Your task —
Every line below that contains "УПРАВЛЕНИЯ" is to be copied.

Exercise input —
▽

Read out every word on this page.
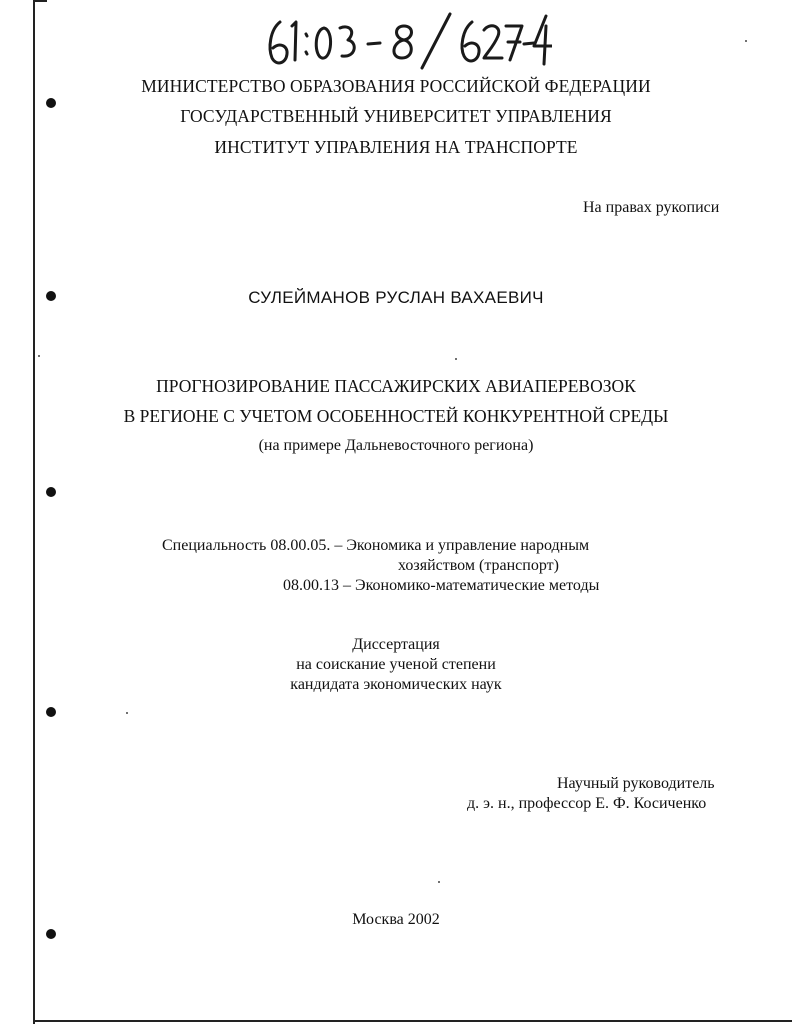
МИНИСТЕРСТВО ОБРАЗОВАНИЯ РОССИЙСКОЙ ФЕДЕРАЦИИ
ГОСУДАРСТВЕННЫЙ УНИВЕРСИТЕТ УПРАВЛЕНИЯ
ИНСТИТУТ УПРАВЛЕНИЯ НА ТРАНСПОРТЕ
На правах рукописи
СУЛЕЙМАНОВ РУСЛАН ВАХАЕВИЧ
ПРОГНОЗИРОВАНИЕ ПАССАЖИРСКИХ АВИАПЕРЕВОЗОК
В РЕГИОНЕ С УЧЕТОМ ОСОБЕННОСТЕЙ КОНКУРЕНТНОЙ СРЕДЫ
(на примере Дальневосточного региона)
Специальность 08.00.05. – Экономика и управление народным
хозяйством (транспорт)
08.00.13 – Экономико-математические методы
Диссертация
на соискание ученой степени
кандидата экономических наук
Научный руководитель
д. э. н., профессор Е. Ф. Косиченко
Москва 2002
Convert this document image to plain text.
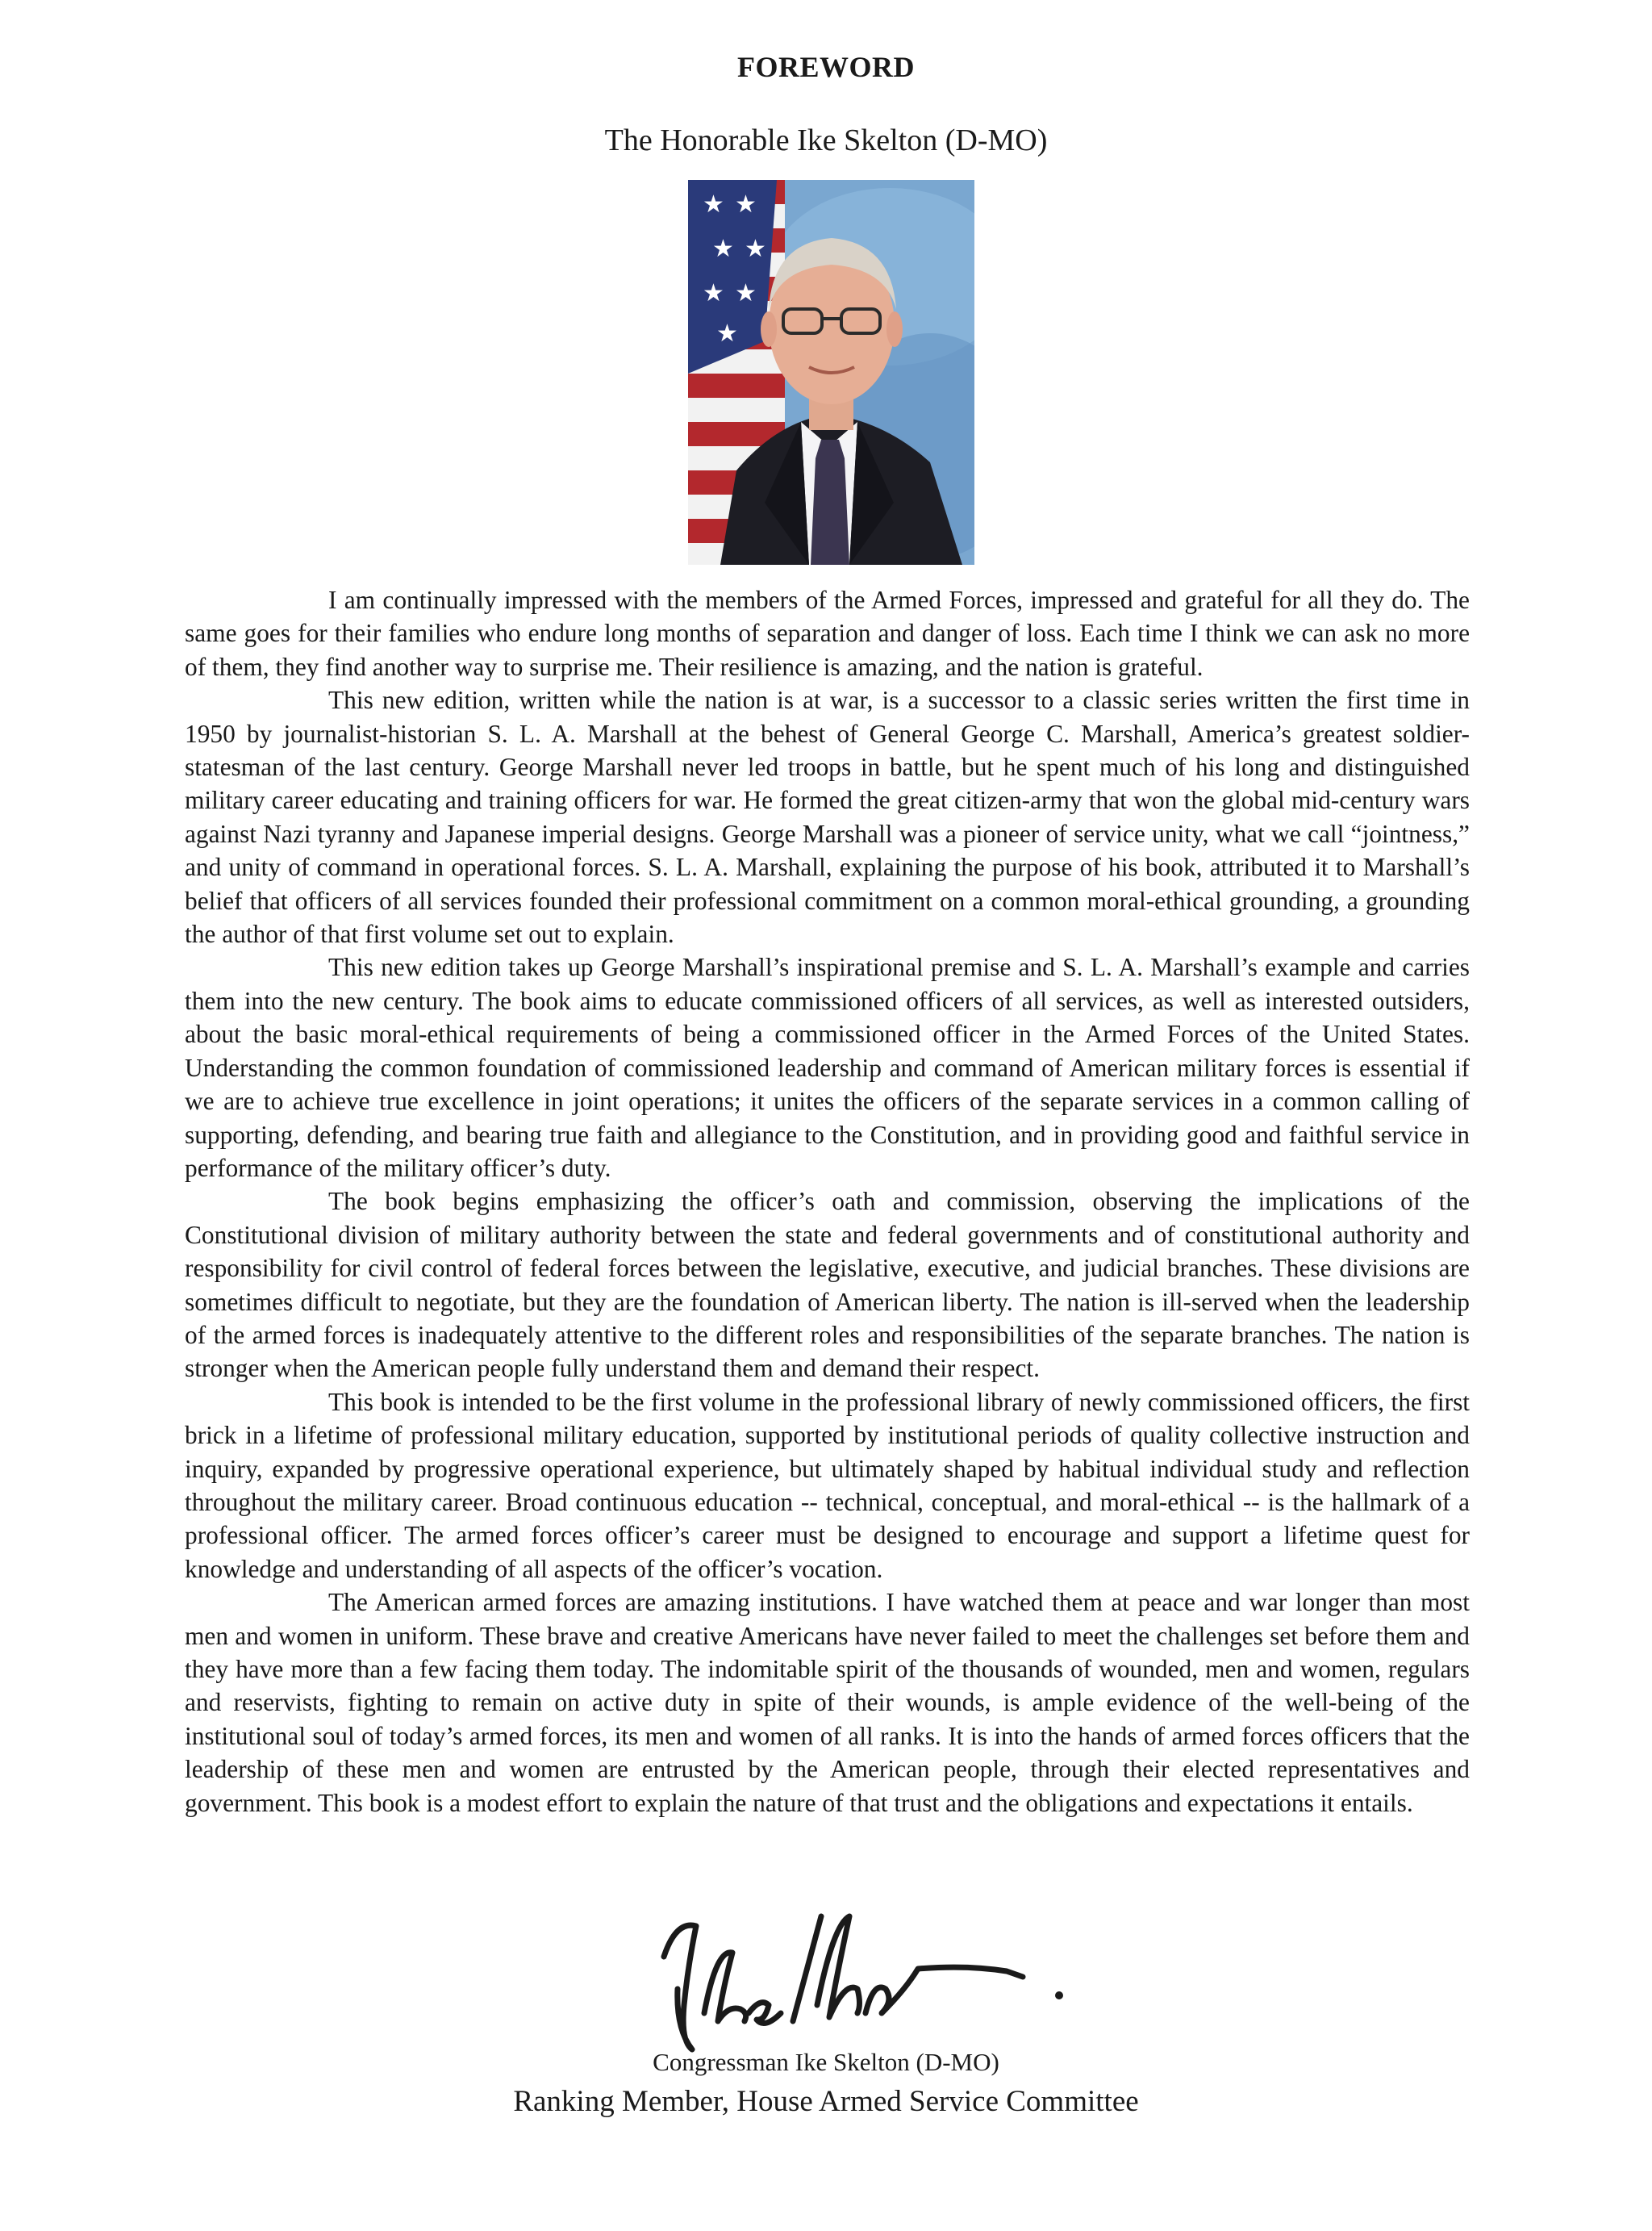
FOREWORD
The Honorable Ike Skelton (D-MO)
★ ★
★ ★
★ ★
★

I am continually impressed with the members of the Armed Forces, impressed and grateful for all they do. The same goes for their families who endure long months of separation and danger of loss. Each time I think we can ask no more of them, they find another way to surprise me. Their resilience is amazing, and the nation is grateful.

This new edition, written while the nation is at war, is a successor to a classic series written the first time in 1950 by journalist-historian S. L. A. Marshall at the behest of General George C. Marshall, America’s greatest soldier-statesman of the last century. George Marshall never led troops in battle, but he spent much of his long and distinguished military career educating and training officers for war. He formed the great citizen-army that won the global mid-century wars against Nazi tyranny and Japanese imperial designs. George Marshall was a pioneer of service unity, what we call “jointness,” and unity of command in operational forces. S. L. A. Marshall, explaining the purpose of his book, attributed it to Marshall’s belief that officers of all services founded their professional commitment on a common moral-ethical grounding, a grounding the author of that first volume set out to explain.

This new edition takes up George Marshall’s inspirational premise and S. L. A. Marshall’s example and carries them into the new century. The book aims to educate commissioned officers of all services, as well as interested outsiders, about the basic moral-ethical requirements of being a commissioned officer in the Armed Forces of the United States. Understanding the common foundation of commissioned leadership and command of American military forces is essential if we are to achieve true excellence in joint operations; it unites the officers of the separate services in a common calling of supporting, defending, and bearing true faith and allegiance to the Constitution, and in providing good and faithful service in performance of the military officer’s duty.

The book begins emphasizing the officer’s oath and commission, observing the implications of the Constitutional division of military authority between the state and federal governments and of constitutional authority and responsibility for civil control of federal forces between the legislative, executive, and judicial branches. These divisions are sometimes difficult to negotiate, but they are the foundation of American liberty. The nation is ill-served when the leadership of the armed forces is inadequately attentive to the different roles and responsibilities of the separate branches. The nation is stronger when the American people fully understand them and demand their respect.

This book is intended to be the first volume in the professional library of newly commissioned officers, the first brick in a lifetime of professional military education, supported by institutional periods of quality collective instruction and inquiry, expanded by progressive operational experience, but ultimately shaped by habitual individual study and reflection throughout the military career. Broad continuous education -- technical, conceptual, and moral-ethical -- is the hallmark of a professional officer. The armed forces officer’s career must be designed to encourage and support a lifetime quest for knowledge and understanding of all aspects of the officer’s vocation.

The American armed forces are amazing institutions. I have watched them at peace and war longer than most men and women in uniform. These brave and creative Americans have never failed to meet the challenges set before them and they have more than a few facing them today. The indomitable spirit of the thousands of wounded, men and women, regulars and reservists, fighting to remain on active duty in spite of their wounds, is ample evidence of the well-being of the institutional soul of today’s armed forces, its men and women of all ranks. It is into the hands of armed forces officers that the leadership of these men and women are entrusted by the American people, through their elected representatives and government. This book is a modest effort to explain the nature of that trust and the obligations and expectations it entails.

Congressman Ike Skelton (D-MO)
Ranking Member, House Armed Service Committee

△

Response to this exercise —
ГОСУДАРСТВЕННЫЙ УНИВЕРСИТЕТ УПРАВЛЕНИЯ
ИНСТИТУТ УПРАВЛЕНИЯ НА ТРАНСПОРТЕ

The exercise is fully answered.